I would call Pop sometimes just to chat, and a chatter he wasn’t. But then I’d ask if he watched the game last night, and he’d get to talking for a few more minutes. He loved to talk about Sean Casey and Dimitri Young, Danny Graves and Pokey Reece and Jose Rijo. I’d bounce things off him, rumors I’d heard, just to get his reaction. He could talk about baseball. Not stats and geek stuff, mostly just how he enjoyed attitudes and playing the game right. He knew baseball, he knew what he liked. He believed in and loved every hometown player.

I have a picture of me and my Mom and Pop at I believe the last game he ever went to. I was hosting clients at GABP in a luxury suite. He was amazed and told me how different it was watching baseball in such royal digs. I love that picture.

I remember when Mom called and said that Dad had fallen. They were at the hospital and he was ok. I was watching a Red’s game at the time she called. He was ok at the time. I raced there from about 20 miles away and he was up and talking just fine. He wanted to know about the score. The Red’s had won on a homerun if I recall correctly. He was more into that than the bump on his knee. He went home with Mom an hour later.

Then a few weeks later he fell again and they admitted him for tests. His battle started then, but the war was already coming to a close. There would be no more battles as there was no fight left in his body. And when he went to assisted living a few days later, I’d go to him in the middle of the day. We’d watch the Cubs day tilts and Sportscenter. He would drift in and out. But he seemed to be awake and watching when the 7:10 game started each night. We did this for a few weeks. But then the games would start and he would still be sleeping. I’d field some comments from his roommate about the game, he was much more alert than Pop. I’d make the drive home, listen to Marty and Joe, and try to make mental notes for Pop, if he had some questions about the game. He never did.

(Page layout parsing data)
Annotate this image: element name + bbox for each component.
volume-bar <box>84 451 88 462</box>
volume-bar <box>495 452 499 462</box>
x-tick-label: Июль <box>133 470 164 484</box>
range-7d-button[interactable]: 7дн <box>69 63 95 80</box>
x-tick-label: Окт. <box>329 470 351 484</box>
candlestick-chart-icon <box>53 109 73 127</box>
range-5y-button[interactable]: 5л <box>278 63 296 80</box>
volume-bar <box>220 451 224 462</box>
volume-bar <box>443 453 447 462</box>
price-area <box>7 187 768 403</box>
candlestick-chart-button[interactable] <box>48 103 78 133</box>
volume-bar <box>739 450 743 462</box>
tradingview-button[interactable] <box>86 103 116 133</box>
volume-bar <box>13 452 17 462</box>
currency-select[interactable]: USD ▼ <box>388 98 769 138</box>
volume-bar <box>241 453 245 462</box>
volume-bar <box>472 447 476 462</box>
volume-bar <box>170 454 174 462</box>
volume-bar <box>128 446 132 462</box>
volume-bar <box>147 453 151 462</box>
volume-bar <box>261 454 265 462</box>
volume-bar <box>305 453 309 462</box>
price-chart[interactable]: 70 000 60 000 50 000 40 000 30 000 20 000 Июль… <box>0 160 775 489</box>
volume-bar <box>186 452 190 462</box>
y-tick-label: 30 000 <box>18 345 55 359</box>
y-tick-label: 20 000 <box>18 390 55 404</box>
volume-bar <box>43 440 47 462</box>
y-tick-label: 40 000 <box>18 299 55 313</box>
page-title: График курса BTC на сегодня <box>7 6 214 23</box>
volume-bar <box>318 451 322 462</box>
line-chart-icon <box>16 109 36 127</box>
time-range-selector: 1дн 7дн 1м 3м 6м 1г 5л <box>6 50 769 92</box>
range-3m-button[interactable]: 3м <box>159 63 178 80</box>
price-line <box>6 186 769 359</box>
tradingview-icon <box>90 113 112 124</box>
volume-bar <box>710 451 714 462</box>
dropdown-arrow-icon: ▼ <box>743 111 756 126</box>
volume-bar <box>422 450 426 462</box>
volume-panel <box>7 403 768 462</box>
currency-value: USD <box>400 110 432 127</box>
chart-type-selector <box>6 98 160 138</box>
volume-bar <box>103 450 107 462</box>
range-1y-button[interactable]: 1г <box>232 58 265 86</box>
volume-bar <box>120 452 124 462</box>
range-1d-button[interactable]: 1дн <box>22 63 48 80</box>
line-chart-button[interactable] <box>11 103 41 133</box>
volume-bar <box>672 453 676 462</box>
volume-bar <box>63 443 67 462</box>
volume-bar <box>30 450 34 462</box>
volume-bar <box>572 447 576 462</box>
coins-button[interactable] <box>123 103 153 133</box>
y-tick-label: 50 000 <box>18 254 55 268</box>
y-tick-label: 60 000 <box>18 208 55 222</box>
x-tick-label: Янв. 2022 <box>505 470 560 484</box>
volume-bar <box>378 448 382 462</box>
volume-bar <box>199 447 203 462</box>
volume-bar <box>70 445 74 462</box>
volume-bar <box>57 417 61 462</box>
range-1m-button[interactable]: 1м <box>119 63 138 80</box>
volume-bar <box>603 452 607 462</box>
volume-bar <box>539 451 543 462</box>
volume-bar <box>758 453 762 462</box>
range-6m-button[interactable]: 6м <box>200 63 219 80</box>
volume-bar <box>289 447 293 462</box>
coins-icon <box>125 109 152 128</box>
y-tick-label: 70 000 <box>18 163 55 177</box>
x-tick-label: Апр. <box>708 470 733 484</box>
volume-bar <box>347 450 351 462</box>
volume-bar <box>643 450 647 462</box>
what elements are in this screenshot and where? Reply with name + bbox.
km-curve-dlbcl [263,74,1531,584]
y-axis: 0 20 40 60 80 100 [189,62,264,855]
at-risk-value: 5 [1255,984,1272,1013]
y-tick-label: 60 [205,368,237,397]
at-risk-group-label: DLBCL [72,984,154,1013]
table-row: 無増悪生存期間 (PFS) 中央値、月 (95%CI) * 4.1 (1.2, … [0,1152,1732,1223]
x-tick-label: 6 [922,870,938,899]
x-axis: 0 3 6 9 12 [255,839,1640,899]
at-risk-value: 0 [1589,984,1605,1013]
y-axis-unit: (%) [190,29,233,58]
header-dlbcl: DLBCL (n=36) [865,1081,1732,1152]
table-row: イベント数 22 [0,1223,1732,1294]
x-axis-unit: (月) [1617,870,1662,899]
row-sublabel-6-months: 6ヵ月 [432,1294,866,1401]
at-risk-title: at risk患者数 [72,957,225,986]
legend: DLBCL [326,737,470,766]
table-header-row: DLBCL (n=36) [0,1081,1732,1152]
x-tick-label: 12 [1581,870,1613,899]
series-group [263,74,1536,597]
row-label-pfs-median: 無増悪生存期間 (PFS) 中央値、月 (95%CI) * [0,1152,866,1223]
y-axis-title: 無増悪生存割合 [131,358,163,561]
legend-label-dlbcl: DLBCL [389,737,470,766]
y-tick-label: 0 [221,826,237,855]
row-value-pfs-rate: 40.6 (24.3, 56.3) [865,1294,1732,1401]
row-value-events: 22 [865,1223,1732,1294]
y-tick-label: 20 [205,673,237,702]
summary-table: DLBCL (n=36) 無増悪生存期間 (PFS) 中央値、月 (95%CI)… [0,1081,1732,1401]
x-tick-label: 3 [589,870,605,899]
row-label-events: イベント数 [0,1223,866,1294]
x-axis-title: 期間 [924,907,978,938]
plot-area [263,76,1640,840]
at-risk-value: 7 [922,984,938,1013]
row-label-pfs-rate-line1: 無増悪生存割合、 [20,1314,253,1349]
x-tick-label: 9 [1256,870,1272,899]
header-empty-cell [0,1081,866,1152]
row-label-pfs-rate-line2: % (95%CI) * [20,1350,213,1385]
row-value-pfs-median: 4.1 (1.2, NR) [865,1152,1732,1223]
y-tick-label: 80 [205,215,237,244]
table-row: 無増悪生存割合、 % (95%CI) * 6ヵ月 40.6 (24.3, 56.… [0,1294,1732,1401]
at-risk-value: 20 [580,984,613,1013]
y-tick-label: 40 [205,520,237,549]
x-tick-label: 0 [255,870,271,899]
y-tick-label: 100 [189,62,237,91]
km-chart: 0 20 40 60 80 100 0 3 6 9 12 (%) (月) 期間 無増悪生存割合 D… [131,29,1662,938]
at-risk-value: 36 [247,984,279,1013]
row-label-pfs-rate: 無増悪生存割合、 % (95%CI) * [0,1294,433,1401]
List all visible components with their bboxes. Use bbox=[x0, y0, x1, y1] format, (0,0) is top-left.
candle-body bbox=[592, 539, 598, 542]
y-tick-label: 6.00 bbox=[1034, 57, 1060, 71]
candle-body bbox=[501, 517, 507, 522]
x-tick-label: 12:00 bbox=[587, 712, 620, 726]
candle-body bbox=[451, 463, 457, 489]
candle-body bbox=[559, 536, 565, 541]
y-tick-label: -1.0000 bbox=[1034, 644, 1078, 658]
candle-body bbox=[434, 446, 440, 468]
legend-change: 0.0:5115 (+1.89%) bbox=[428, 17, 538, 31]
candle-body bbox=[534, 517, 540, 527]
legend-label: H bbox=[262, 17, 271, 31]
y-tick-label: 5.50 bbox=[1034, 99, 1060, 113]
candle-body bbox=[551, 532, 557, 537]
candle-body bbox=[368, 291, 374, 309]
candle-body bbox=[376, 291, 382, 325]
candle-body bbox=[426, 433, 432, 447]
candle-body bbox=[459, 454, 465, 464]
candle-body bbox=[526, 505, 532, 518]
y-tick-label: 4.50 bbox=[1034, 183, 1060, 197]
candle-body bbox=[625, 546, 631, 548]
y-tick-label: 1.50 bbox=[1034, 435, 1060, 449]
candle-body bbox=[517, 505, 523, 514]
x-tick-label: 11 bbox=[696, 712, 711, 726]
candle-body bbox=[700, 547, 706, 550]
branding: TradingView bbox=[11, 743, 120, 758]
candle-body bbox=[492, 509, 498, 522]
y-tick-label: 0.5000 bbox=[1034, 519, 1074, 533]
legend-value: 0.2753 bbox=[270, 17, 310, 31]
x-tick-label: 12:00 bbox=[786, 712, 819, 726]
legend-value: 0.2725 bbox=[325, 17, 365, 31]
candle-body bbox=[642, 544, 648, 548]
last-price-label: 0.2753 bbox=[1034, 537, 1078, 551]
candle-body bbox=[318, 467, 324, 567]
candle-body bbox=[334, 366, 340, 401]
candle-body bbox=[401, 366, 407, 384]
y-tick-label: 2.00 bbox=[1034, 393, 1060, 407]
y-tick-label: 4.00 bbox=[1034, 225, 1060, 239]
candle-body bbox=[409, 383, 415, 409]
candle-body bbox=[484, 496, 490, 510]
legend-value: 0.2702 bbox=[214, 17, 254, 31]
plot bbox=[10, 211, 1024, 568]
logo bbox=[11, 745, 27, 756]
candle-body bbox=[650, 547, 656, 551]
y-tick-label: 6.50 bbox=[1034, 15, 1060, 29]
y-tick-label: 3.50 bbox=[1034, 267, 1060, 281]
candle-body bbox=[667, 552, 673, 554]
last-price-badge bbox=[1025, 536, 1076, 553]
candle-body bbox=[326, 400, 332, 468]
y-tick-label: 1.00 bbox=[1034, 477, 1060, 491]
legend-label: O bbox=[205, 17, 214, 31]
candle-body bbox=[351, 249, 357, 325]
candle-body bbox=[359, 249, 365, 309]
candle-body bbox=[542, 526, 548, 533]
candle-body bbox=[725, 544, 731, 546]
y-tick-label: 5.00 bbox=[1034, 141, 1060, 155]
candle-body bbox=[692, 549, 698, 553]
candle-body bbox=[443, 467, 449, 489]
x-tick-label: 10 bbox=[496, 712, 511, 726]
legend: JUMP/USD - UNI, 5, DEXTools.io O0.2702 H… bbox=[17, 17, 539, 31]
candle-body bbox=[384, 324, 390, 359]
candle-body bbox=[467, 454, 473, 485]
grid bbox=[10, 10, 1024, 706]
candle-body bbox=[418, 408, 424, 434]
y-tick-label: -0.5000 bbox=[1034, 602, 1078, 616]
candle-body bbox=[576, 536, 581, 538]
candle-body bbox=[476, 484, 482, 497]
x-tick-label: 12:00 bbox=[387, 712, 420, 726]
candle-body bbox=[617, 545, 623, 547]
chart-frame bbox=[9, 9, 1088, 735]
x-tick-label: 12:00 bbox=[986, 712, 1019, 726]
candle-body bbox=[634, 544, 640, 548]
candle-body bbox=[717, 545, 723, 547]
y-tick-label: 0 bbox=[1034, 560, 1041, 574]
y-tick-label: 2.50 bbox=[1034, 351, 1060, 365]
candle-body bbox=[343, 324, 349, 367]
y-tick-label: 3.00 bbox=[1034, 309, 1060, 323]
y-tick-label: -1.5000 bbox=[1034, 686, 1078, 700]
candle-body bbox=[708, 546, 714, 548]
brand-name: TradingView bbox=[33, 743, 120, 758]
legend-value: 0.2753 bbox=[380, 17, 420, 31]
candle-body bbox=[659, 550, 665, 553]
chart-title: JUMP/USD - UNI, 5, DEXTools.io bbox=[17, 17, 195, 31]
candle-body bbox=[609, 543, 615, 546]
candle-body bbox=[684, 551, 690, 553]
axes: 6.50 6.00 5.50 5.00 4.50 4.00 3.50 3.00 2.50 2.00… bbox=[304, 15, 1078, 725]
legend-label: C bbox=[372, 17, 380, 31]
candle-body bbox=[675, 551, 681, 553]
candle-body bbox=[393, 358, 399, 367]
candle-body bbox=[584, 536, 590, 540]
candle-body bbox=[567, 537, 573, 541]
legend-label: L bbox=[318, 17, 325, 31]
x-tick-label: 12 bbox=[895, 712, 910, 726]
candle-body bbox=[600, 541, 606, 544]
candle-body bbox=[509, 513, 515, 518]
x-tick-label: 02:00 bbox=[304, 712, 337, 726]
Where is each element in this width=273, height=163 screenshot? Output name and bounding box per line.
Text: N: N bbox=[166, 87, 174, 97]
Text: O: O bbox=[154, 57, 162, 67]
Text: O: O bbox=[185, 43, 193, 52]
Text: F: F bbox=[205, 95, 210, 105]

◆ **QUESTIONS**:
A) Reproduce the passage about Pop, starting at the words with "I would call" and stopping after "every hometown player.".
B) Write the next part of the passage about Pop, picking up after its last sentence.
These records have no connection to the passage about Pop.

◆ **YOUR WRITTEN ANSWERS**:
A)
I would call Pop sometimes just to chat, and a chatter he wasn’t. But then I’d ask if he watched the game last night, and he’d get to talking for a few more minutes. He loved to talk about Sean Casey and Dimitri Young, Danny Graves and Pokey Reece and Jose Rijo. I’d bounce things off him, rumors I’d heard, just to get his reaction. He could talk about baseball. Not stats and geek stuff, mostly just how he enjoyed attitudes and playing the game right. He knew baseball, he knew what he liked. He believed in and loved every hometown player.

B)
And when he was moved to hospice, they had no TV’s in the rooms. But I remember telling him about the game from the night before and reading the sports page to him. He rarely reacted but at times, he would give me a slight fist pump or squeeze my hand then drift back off, probably without a memory of the moment. I remember them all to this day. Luckily this only went on for a day or two. I can still picture me reading the sports section to him, the paper folded neatly into quarters so I could hold it in one hand. He’d taught me this technique decades earlier, said it was how you read the paper on the subways in New York. And so I read and read. The baseball season was steaming along and Dad was fading. Aloud I would read from the paper in one hand, and with my other hand, I’d hold his. I told him I loved him and always left the paper by his side when I left the room. “In case you wanna read this before I get back” I’d say to him.

And the night he died, I went to use the phone in the nurse’s station at that wonderful hospice unit. And the game was playing softly on a small radio on the counter. I called everyone close and told them that the time to say goodbye was upon us, maybe a day, no more. My sisters came to take over the vigil and I went home for some much needed rest. I watched the rest of the ballgame from my couch that night, and prayed. I prayed to God that this would be over soon. He wasn’t coming back, so please, let this be over.

Amy called around 11:00. It was over. She said, “He’s gone”. And so I got into my car, listened to the postgame show while I drove. And went to see him for the last time. The whole trip I was comforted by familiar radio voices, discussing a game that me and Pop loved so much.

Today I watch the Reds as much as I can. With a growing family and young girls, I don’t get to see the games as much as I’d like, but I can usually catch the end of the games. And with every game, there is a minute that makes me think about Pop. But for most of those moments, I don’t feel sad. I just wish he were enjoying it at home, in his chair with a brandy.